→ **The exercise**:
The records below must be duplicated exactly, character for character.

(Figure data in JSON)
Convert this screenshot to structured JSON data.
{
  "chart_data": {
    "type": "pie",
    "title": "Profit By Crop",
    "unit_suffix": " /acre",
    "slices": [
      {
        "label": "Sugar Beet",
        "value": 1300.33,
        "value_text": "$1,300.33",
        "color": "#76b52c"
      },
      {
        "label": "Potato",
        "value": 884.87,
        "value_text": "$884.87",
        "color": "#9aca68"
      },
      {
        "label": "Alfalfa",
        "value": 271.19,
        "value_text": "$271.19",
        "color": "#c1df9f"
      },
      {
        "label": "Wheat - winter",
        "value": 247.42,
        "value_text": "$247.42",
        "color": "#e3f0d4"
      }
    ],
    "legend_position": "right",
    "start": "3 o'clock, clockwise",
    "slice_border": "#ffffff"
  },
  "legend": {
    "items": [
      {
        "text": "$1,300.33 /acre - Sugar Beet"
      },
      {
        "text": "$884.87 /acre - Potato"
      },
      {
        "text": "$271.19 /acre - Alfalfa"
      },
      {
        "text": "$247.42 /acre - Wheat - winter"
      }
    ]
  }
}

→ **Result below**:
Convert this screenshot to structured JSON data.
{
  "chart_data": {
    "type": "pie",
    "title": "Profit By Crop",
    "unit_suffix": " /acre",
    "slices": [
      {
        "label": "Sugar Beet",
        "value": 1300.33,
        "value_text": "$1,300.33",
        "color": "#76b52c"
      },
      {
        "label": "Potato",
        "value": 884.87,
        "value_text": "$884.87",
        "color": "#9aca68"
      },
      {
        "label": "Alfalfa",
        "value": 271.19,
        "value_text": "$271.19",
        "color": "#c1df9f"
      },
      {
        "label": "Wheat - winter",
        "value": 247.42,
        "value_text": "$247.42",
        "color": "#e3f0d4"
      }
    ],
    "legend_position": "right",
    "start": "3 o'clock, clockwise",
    "slice_border": "#ffffff"
  },
  "legend": {
    "items": [
      {
        "text": "$1,300.33 /acre - Sugar Beet"
      },
      {
        "text": "$884.87 /acre - Potato"
      },
      {
        "text": "$271.19 /acre - Alfalfa"
      },
      {
        "text": "$247.42 /acre - Wheat - winter"
      }
    ]
  }
}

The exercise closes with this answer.